TASK DATA —
======
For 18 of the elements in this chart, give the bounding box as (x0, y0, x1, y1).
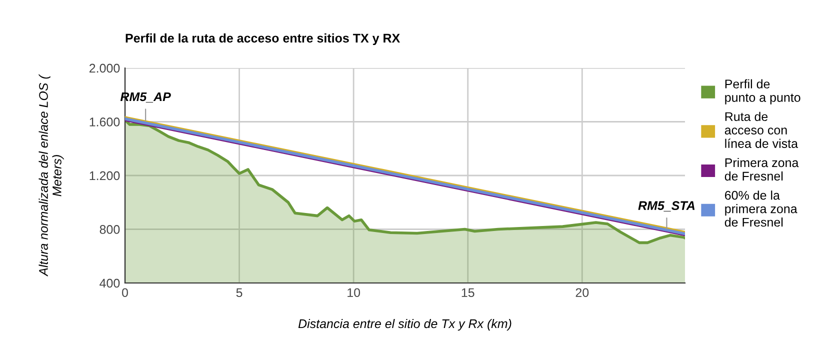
x-axis-title: Distancia entre el sitio de Tx y Rx (km) (298, 318, 512, 331)
y-tick-label: 2.000 (89, 64, 120, 73)
legend-label: Primera zona de Fresnel (724, 158, 799, 181)
x-tick-label: 20 (576, 288, 589, 298)
y-tick-label: 1.600 (90, 118, 120, 126)
legend-label: Perfil de punto a punto (725, 79, 800, 104)
x-tick-label: 10 (348, 288, 360, 298)
y-tick-label: 800 (100, 225, 120, 234)
x-tick-label: 0 (122, 288, 128, 298)
y-tick-label: 400 (100, 278, 120, 288)
legend-label: 60% de la primera zona de Fresnel (724, 190, 798, 227)
x-tick-label: 5 (236, 288, 242, 298)
chart-title: Perfil de la ruta de acceso entre sitios TX y RX (126, 33, 400, 46)
annotation: RM5_STA (638, 201, 695, 212)
x-tick-label: 15 (462, 288, 474, 298)
y-tick-label: 1.200 (90, 171, 120, 180)
y-axis-title: Altura normalizada del enlace LOS ( Meters) (38, 74, 64, 277)
legend-label: Ruta de acceso con línea de vista (724, 112, 798, 148)
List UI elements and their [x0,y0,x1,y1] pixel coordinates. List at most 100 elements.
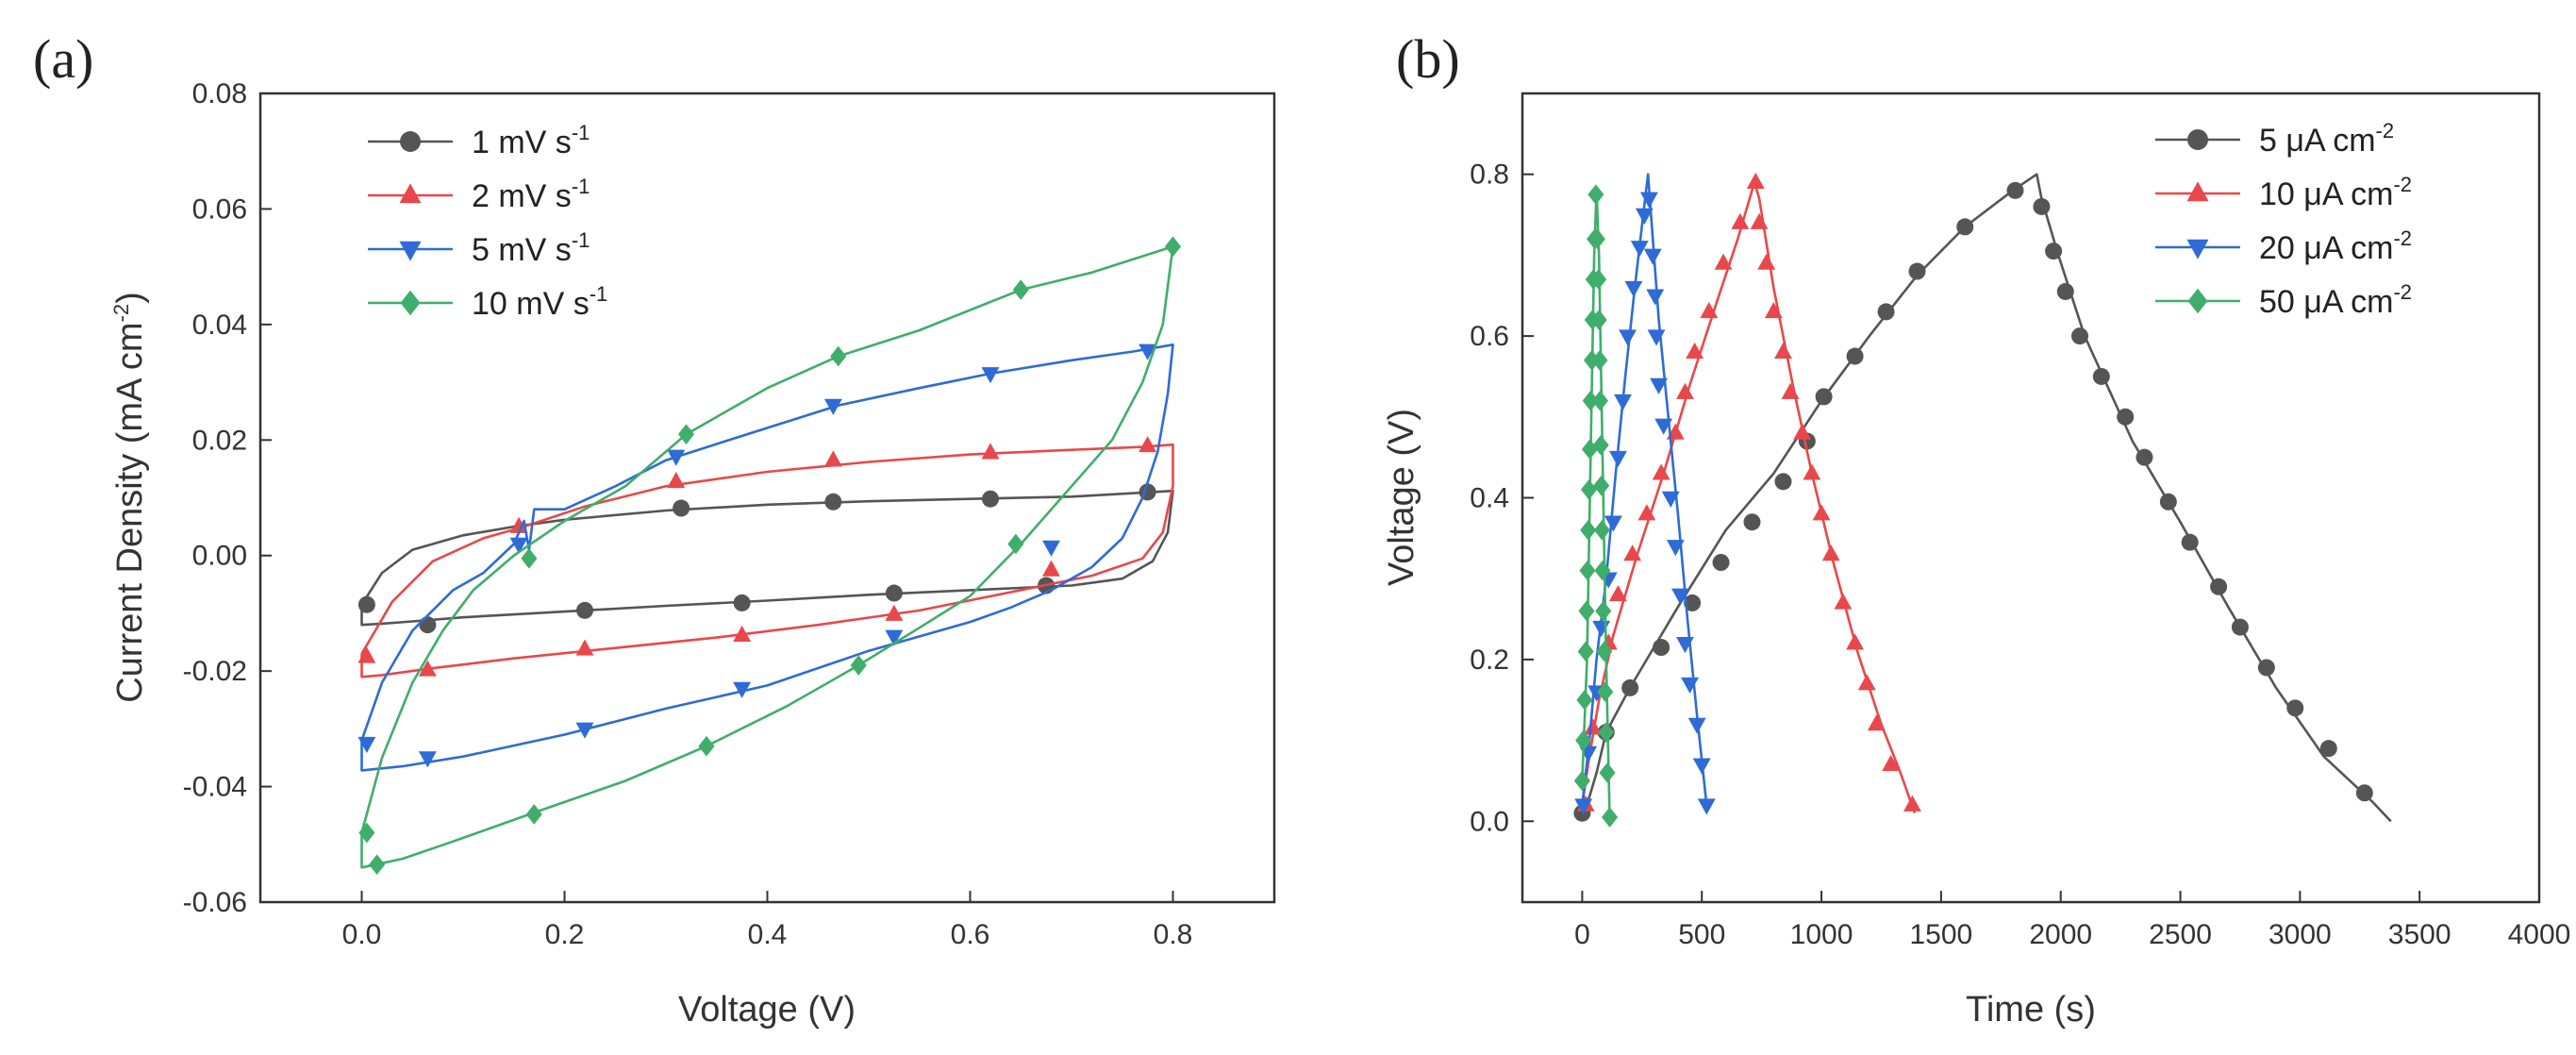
b-legend-marker-2 [2186,181,2209,202]
a-series-3-point [418,751,437,768]
b-legend-label-4: 50 μA cm-2 [2259,280,2412,320]
a-y-tick-label: 0.08 [192,78,247,109]
b-series-4-point [1602,807,1619,828]
b-series-2-point [1746,172,1765,190]
a-series-4-point [525,804,542,825]
b-legend-label-3: 20 μA cm-2 [2259,226,2412,266]
b-series-1-point [2045,243,2063,260]
b-series-3-point [1614,394,1632,411]
b-x-tick-label: 3000 [2269,919,2332,950]
b-series-3-point [1609,450,1627,467]
b-series-3-point [1650,377,1669,394]
curves-b [1573,172,2392,828]
b-series-4-point [1592,434,1609,456]
b-series-3-point [1639,192,1658,209]
b-series-2-point [1882,754,1901,772]
b-series-4-point [1594,560,1611,581]
panel-a: (a) Voltage (V) Current Density (mA cm-2… [33,28,1276,1030]
b-series-1-point [2159,493,2177,511]
b-series-1-point [1815,388,1833,406]
b-y-tick-label: 0.6 [1470,321,1509,352]
a-legend-marker-3 [399,241,422,261]
a-legend-marker-2 [399,183,422,204]
b-series-4-point [1573,770,1590,792]
a-series-3-point [1042,540,1060,557]
b-series-3-point [1666,540,1685,557]
a-x-tick-label: 0.2 [545,919,585,950]
b-series-2-point [1686,342,1704,359]
a-legend-label-2: 2 mV s-1 [472,175,590,214]
a-series-2-point [733,625,752,642]
b-series-1-point [1621,678,1639,696]
b-series-3-point [1592,620,1611,637]
b-series-4-point [1590,310,1607,330]
a-series-4-point [830,345,847,367]
b-series-2-point [1846,633,1865,650]
b-series-1-point [1653,639,1670,657]
b-series-2-line [1581,181,1917,814]
a-series-1-point [982,490,999,508]
b-series-4-point [1590,269,1607,290]
a-series-3-point [357,736,376,754]
b-series-1-point [1684,594,1702,611]
a-series-1-point [733,594,751,611]
panel-a-label: (a) [33,28,93,90]
a-x-tick-label: 0.0 [342,919,382,950]
b-series-1-point [1908,262,1926,280]
b-series-2-point [1700,302,1719,319]
b-y-tick-label: 0.0 [1470,806,1509,837]
b-x-tick-label: 3500 [2388,919,2451,950]
a-series-2-point [1042,560,1060,577]
a-series-2-point [823,450,842,467]
a-series-4-point [358,822,375,844]
b-series-3-point [1681,677,1700,694]
a-series-2-point [1138,436,1157,453]
a-series-4-point [1007,533,1024,555]
b-legend-marker-1 [2187,129,2208,150]
a-series-4-point [521,547,538,569]
b-x-tick-label: 500 [1678,919,1725,950]
b-series-1-point [1877,303,1895,321]
a-series-3-point [981,367,1000,384]
a-series-2-point [418,660,437,677]
b-series-4-point [1579,560,1596,581]
b-series-1-point [2056,282,2074,300]
b-series-4-point [1595,600,1612,622]
b-series-2-point [1609,584,1627,602]
a-series-3-point [733,681,752,698]
b-series-1-point [2092,367,2110,385]
b-series-1-point [2117,408,2135,426]
legend-b: 5 μA cm-2 10 μA cm-2 20 μA cm-2 50 μA cm-2 [2155,119,2412,320]
b-series-2-point [1857,674,1876,691]
a-series-1-point [576,601,593,619]
b-series-4-point [1593,475,1610,496]
a-series-2-point [885,604,904,621]
b-legend-marker-4 [2187,288,2208,314]
panel-b-label: (b) [1396,28,1460,90]
b-series-2-point [1584,718,1603,735]
b-series-1-point [1846,347,1864,365]
panel-b: (b) Time (s) Voltage (V) 0 500 1000 1500 200… [1382,28,2570,1030]
a-x-tick-label: 0.4 [748,919,788,950]
b-legend-label-2: 10 μA cm-2 [2259,173,2412,212]
a-legend-label-4: 10 mV s-1 [472,282,607,322]
b-series-2-point [1867,714,1886,731]
b-series-2-point [1623,544,1642,561]
a-series-1-point [673,499,690,517]
b-series-3-point [1661,491,1680,508]
b-series-1-point [1774,473,1792,491]
b-series-1-point [2231,618,2249,636]
b-series-1-point [2033,197,2051,215]
a-y-tick-label: 0.00 [192,541,247,572]
a-series-1-point [885,584,903,602]
b-series-4-point [1593,519,1611,541]
a-series-3-point [575,722,594,739]
b-series-3-point [1654,418,1673,435]
b-series-2-point [1821,544,1840,561]
x-axis-label-b: Time (s) [1966,990,2096,1030]
a-y-tick-label: 0.02 [192,425,247,456]
b-series-1-point [1712,554,1730,572]
b-series-3-point [1574,798,1593,815]
a-legend-label-3: 5 mV s-1 [472,228,590,268]
b-series-4-point [1582,390,1599,411]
======
Could you reproduce all the records above, substituting "Elapsed time (s)" for "Time (s)" and keeping everything else unchanged, but omitting the pictures?

For 18 of the elements in this chart, give the bounding box as (x0, y0, x1, y1).
x-axis-title: Distancia entre el sitio de Tx y Rx (km) (298, 318, 512, 331)
y-tick-label: 2.000 (89, 64, 120, 73)
legend-label: Primera zona de Fresnel (724, 158, 799, 181)
x-tick-label: 20 (576, 288, 589, 298)
y-tick-label: 1.600 (90, 118, 120, 126)
legend-label: Perfil de punto a punto (725, 79, 800, 104)
x-tick-label: 10 (348, 288, 360, 298)
y-tick-label: 800 (100, 225, 120, 234)
x-tick-label: 0 (122, 288, 128, 298)
y-tick-label: 400 (100, 278, 120, 288)
legend-label: 60% de la primera zona de Fresnel (724, 190, 798, 227)
x-tick-label: 5 (236, 288, 242, 298)
chart-title: Perfil de la ruta de acceso entre sitios TX y RX (126, 33, 400, 46)
annotation: RM5_STA (638, 201, 695, 212)
x-tick-label: 15 (462, 288, 474, 298)
y-tick-label: 1.200 (90, 171, 120, 180)
y-axis-title: Altura normalizada del enlace LOS ( Meters) (38, 74, 64, 277)
legend-label: Ruta de acceso con línea de vista (724, 112, 798, 148)
List UI elements and their [x0,y0,x1,y1] pixel coordinates. List at most 100 elements.
b-legend-marker-2 [2186,181,2209,202]
a-series-3-point [418,751,437,768]
b-legend-label-4: 50 μA cm-2 [2259,280,2412,320]
a-y-tick-label: 0.08 [192,78,247,109]
b-series-4-point [1602,807,1619,828]
b-series-2-point [1746,172,1765,190]
a-series-4-point [525,804,542,825]
b-legend-label-3: 20 μA cm-2 [2259,226,2412,266]
b-series-1-point [2045,243,2063,260]
b-series-3-point [1614,394,1632,411]
b-x-tick-label: 3000 [2269,919,2332,950]
b-series-3-point [1609,450,1627,467]
b-series-3-point [1650,377,1669,394]
curves-b [1573,172,2392,828]
b-series-4-point [1592,434,1609,456]
b-series-3-point [1639,192,1658,209]
b-series-2-point [1882,754,1901,772]
b-series-4-point [1594,560,1611,581]
panel-a: (a) Voltage (V) Current Density (mA cm-2… [33,28,1276,1030]
b-series-1-point [2159,493,2177,511]
b-series-1-point [1815,388,1833,406]
b-y-tick-label: 0.6 [1470,321,1509,352]
a-legend-marker-3 [399,241,422,261]
a-legend-marker-2 [399,183,422,204]
b-series-4-point [1573,770,1590,792]
a-series-3-point [1042,540,1060,557]
b-series-3-point [1666,540,1685,557]
a-x-tick-label: 0.2 [545,919,585,950]
b-series-2-point [1686,342,1704,359]
a-legend-label-2: 2 mV s-1 [472,175,590,214]
a-series-2-point [733,625,752,642]
b-series-1-point [1621,678,1639,696]
b-series-3-point [1592,620,1611,637]
b-series-4-point [1590,310,1607,330]
a-series-4-point [830,345,847,367]
b-series-2-point [1846,633,1865,650]
b-series-1-point [1653,639,1670,657]
b-series-2-line [1581,181,1917,814]
a-series-1-point [982,490,999,508]
b-series-4-point [1590,269,1607,290]
a-series-3-point [357,736,376,754]
b-series-1-point [1684,594,1702,611]
a-series-1-point [733,594,751,611]
panel-a-label: (a) [33,28,93,90]
a-x-tick-label: 0.0 [342,919,382,950]
b-series-1-point [1908,262,1926,280]
b-series-2-point [1700,302,1719,319]
b-y-tick-label: 0.0 [1470,806,1509,837]
b-x-tick-label: 3500 [2388,919,2451,950]
a-series-2-point [1042,560,1060,577]
a-series-2-point [823,450,842,467]
a-series-4-point [358,822,375,844]
b-series-3-point [1681,677,1700,694]
a-series-2-point [1138,436,1157,453]
a-series-4-point [1007,533,1024,555]
b-legend-marker-1 [2187,129,2208,150]
a-series-4-point [521,547,538,569]
b-x-tick-label: 500 [1678,919,1725,950]
b-series-1-point [1877,303,1895,321]
a-series-3-point [981,367,1000,384]
a-series-2-point [418,660,437,677]
b-series-4-point [1579,560,1596,581]
b-series-1-point [2056,282,2074,300]
b-series-4-point [1595,600,1612,622]
b-series-2-point [1609,584,1627,602]
a-series-3-point [733,681,752,698]
b-series-1-point [2092,367,2110,385]
b-series-1-point [2117,408,2135,426]
legend-b: 5 μA cm-2 10 μA cm-2 20 μA cm-2 50 μA cm-2 [2155,119,2412,320]
b-series-2-point [1857,674,1876,691]
a-series-1-point [576,601,593,619]
b-series-4-point [1593,475,1610,496]
a-series-2-point [885,604,904,621]
b-legend-marker-4 [2187,288,2208,314]
panel-b-label: (b) [1396,28,1460,90]
b-series-2-point [1584,718,1603,735]
b-series-1-point [1846,347,1864,365]
panel-b: (b) Elapsed time (s) Voltage (V) 0 500 1000 1500 200… [1382,28,2570,1030]
a-x-tick-label: 0.4 [748,919,788,950]
b-legend-label-2: 10 μA cm-2 [2259,173,2412,212]
a-legend-label-4: 10 mV s-1 [472,282,607,322]
b-series-2-point [1867,714,1886,731]
b-series-2-point [1623,544,1642,561]
a-series-1-point [673,499,690,517]
b-series-3-point [1661,491,1680,508]
b-series-1-point [1774,473,1792,491]
b-series-1-point [2231,618,2249,636]
b-series-1-point [2033,197,2051,215]
a-y-tick-label: 0.00 [192,541,247,572]
a-series-1-point [885,584,903,602]
b-series-4-point [1593,519,1611,541]
a-series-3-point [575,722,594,739]
b-series-3-point [1654,418,1673,435]
b-series-2-point [1821,544,1840,561]
x-axis-label-b: Elapsed time (s) [1966,990,2096,1030]
a-y-tick-label: 0.02 [192,425,247,456]
b-series-1-point [1712,554,1730,572]
b-series-3-point [1574,798,1593,815]
a-legend-label-3: 5 mV s-1 [472,228,590,268]
b-series-4-point [1582,390,1599,411]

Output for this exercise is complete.